_Zu bearbeitende Aufgaben_.
1/ Schreiben Sie den Auszug zwischen „Nach meinem Freiheitsbegriff“ und „müssen, zu folgen.“ einschließlich wortgetreu ab.
2/ Prüfen Sie, ob die folgenden Aussagen mit dem Auszug übereinstimmen. Antworten Sie jeweils mit Ja oder Nein und zitieren Sie die entscheidenden Worte des Auszugs.
(a) Von den drei Beispielen wird die Entscheidung, kein Kind zu kriegen, als die wahrscheinlichste genannt.
(b) Häusliche Gewalt wird im Auszug als mittelbare Schädigung eingeordnet.
(c) Laut Auszug ist die Gleichberechtigung weitgehend erreicht.
3/ Bei wem sind wir laut Auszug von einer Gleichberechtigung noch weit entfernt?

_Auszug_.

#####

Nach meinem Freiheitsbegriff ist tatsächlich niemand frei in seiner Entscheidung, aber das führt an dieser Stelle zu weit. Ich denke jedoch, dass es eine "freie" und durchdachte Entscheidung sein kann, zu Hause zu bleiben, um das Kind zu versorgen, genauso, wie es eine "freie" Entscheidung sein kann, einen schlecht bezahlten Beruf (das sehe ich in meinem Umfeld, leider) auszuüben und sich keine Gedanken um die Rente zu machen, weil der Staat zahlt; ebenso kann es eine "freie" Entscheidung sein, kein Kind zu kriegen (das halte ich von den drei Beispielen für das wahrscheinlichste), weil die Frauen selbstbewusst genug sind, um ihren Idealen, die nicht unbedingt konservativ sein müssen, zu folgen.
Häusliche Gewalt hat mit deinen Beispielen jedoch so gar nichts gemein, da sich die Frauen nicht selbst schaden (sofern sie es tun), sondern durch einen anderen unmittelbar geschädigt werden. Die drei vorherigen Beispiele gehen von einer mittelbaren Schädigung aus, wenn überhaupt.
Anbei: Ich denke, man sieht schon deutlich, dass wir von einer Gleichberechtigung noch weit entfernt sind - bei allen Minderheiten.

#####

_Datensätze_.
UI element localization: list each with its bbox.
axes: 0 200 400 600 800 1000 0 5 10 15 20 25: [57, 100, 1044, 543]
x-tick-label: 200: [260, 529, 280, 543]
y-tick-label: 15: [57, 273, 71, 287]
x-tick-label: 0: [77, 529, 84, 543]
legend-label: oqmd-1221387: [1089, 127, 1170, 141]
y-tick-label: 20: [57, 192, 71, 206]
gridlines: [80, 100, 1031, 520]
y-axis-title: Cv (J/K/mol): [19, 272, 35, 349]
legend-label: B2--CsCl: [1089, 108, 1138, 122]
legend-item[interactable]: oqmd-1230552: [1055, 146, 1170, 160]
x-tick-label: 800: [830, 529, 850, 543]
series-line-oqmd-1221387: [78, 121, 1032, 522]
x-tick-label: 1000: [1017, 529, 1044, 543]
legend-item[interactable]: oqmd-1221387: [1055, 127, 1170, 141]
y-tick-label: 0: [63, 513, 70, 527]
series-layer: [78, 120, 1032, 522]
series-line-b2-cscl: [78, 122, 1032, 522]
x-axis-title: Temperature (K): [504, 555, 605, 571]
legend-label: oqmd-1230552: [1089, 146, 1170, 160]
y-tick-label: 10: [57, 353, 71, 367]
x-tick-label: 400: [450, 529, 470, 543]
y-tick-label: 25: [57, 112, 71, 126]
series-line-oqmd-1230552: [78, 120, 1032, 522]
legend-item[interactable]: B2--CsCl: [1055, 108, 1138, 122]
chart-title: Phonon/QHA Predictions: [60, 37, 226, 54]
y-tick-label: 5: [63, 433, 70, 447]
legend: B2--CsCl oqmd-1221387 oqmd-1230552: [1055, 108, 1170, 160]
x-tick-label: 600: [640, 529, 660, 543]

#####

_Lösungen_.
1/
Nach meinem Freiheitsbegriff ist tatsächlich niemand frei in seiner Entscheidung, aber das führt an dieser Stelle zu weit. Ich denke jedoch, dass es eine "freie" und durchdachte Entscheidung sein kann, zu Hause zu bleiben, um das Kind zu versorgen, genauso, wie es eine "freie" Entscheidung sein kann, einen schlecht bezahlten Beruf (das sehe ich in meinem Umfeld, leider) auszuüben und sich keine Gedanken um die Rente zu machen, weil der Staat zahlt; ebenso kann es eine "freie" Entscheidung sein, kein Kind zu kriegen (das halte ich von den drei Beispielen für das wahrscheinlichste), weil die Frauen selbstbewusst genug sind, um ihren Idealen, die nicht unbedingt konservativ sein müssen, zu folgen.

2/
(a) Ja: „(das halte ich von den drei Beispielen für das wahrscheinlichste)“
(b) Nein: „sondern durch einen anderen unmittelbar geschädigt werden“
(c) Nein: „dass wir von einer Gleichberechtigung noch weit entfernt sind“

3/ Bei allen Minderheiten.